Written exercise:
Using the data below, copy each line that includes the word "Climate".

Material supplied:

+--

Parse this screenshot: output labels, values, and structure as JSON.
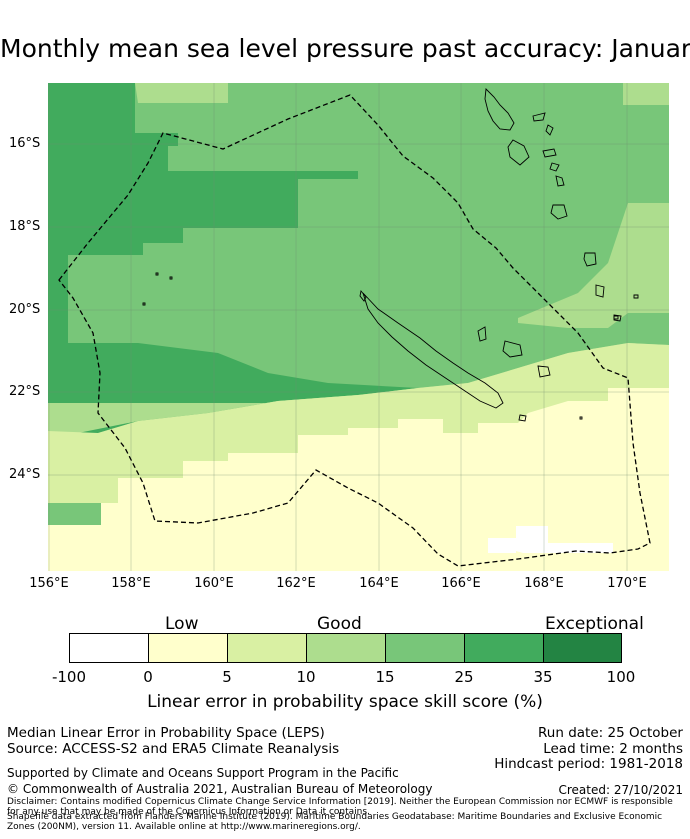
{
  "title": "Monthly mean sea level pressure past accuracy: January",
  "map": {
    "lat_labels": [
      "16°S",
      "18°S",
      "20°S",
      "22°S",
      "24°S"
    ],
    "lon_labels": [
      "156°E",
      "158°E",
      "160°E",
      "162°E",
      "164°E",
      "166°E",
      "168°E",
      "170°E"
    ],
    "colors": {
      "c0": "#ffffff",
      "c1": "#ffffcc",
      "c2": "#d9f0a3",
      "c3": "#addd8e",
      "c4": "#78c679",
      "c5": "#41ab5d",
      "c6": "#238443",
      "outline": "#000000",
      "grid": "#6e8a6e"
    }
  },
  "legend": {
    "categories": [
      "Low",
      "Good",
      "Exceptional"
    ],
    "ticks": [
      "-100",
      "0",
      "5",
      "10",
      "15",
      "25",
      "35",
      "100"
    ],
    "label": "Linear error in probability space skill score (%)"
  },
  "footer": {
    "method": "Median Linear Error in Probability Space (LEPS)",
    "source": "Source: ACCESS-S2 and ERA5 Climate Reanalysis",
    "run_date": "Run date: 25 October",
    "lead_time": "Lead time: 2 months",
    "hindcast": "Hindcast period: 1981-2018",
    "supported": "Supported by Climate and Oceans Support Program in the Pacific",
    "copyright": "© Commonwealth of Australia 2021, Australian Bureau of Meteorology",
    "created": "Created: 27/10/2021",
    "disclaimer": "Disclaimer: Contains modified Copernicus Climate Change Service Information [2019]. Neither the European Commission nor ECMWF is responsible for any use that may be made of the Copernicus Information or Data it contains.",
    "shapefile": "Shapefile data extracted from Flanders Marine Institute (2019). Maritime Boundaries Geodatabase: Maritime Boundaries and Exclusive Economic Zones (200NM), version 11. Available online at http://www.marineregions.org/."
  }
}
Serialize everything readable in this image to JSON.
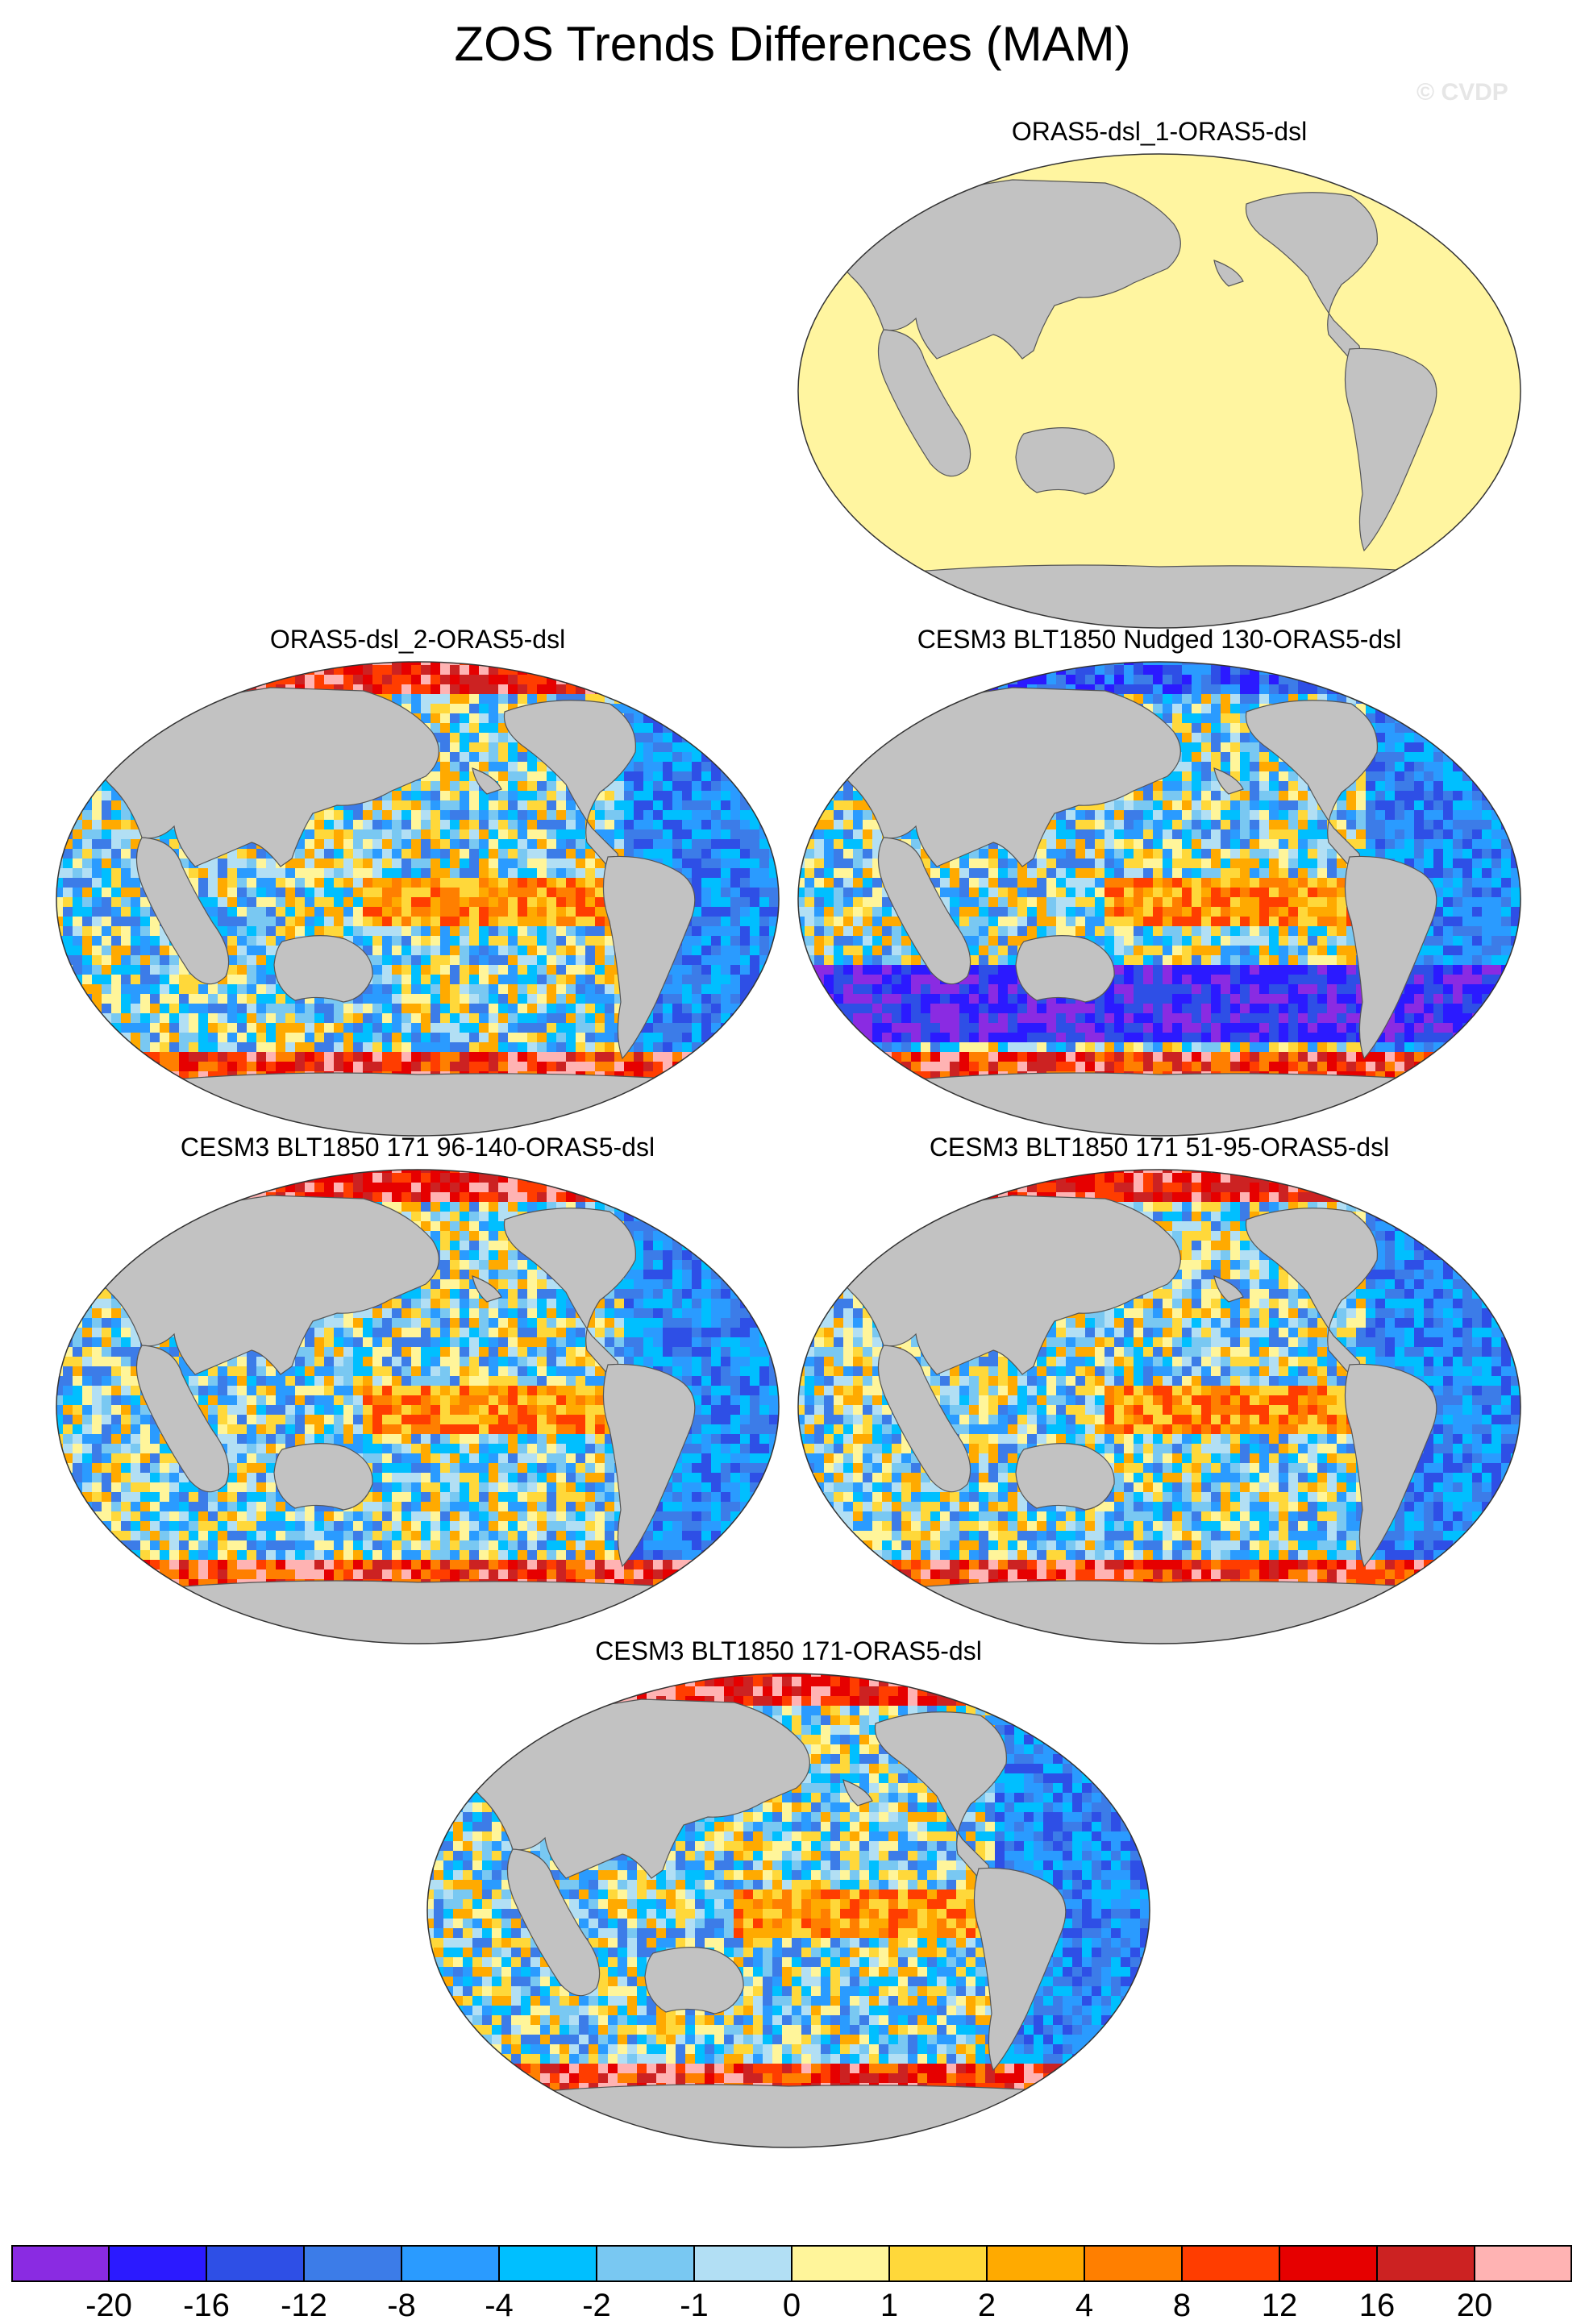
{
  "title": "ZOS Trends Differences (MAM)",
  "watermark": "© CVDP",
  "panels": [
    {
      "label": "ORAS5-dsl_1-ORAS5-dsl",
      "uniform_fill": "#fff5a0"
    },
    {
      "label": "ORAS5-dsl_2-ORAS5-dsl"
    },
    {
      "label": "CESM3 BLT1850 Nudged 130-ORAS5-dsl"
    },
    {
      "label": "CESM3 BLT1850 171 96-140-ORAS5-dsl"
    },
    {
      "label": "CESM3 BLT1850 171 51-95-ORAS5-dsl"
    },
    {
      "label": "CESM3 BLT1850 171-ORAS5-dsl"
    }
  ],
  "colorbar": {
    "colors": [
      "#8a2be2",
      "#2b1aff",
      "#2e4fe6",
      "#3c7ce8",
      "#2a9bff",
      "#00bfff",
      "#79c8f2",
      "#b2dff4",
      "#fff59a",
      "#ffd83a",
      "#ffaa00",
      "#ff7f00",
      "#ff3d00",
      "#e60000",
      "#cc2222",
      "#ffb3b3"
    ],
    "labels": [
      "-20",
      "-16",
      "-12",
      "-8",
      "-4",
      "-2",
      "-1",
      "0",
      "1",
      "2",
      "4",
      "8",
      "12",
      "16",
      "20"
    ]
  },
  "map_colors": {
    "land": "#c2c2c2",
    "outline": "#555555"
  }
}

+--

Reply to the task:
    "source": "Source: ACCESS-S2 and ERA5 Climate Reanalysis",
    "supported": "Supported by Climate and Oceans Support Program in the Pacific",
    "disclaimer": "Disclaimer: Contains modified Copernicus Climate Change Service Information [2019]. Neither the European Commission nor ECMWF is responsible for any use that may be made of the Copernicus Information or Data it contains.",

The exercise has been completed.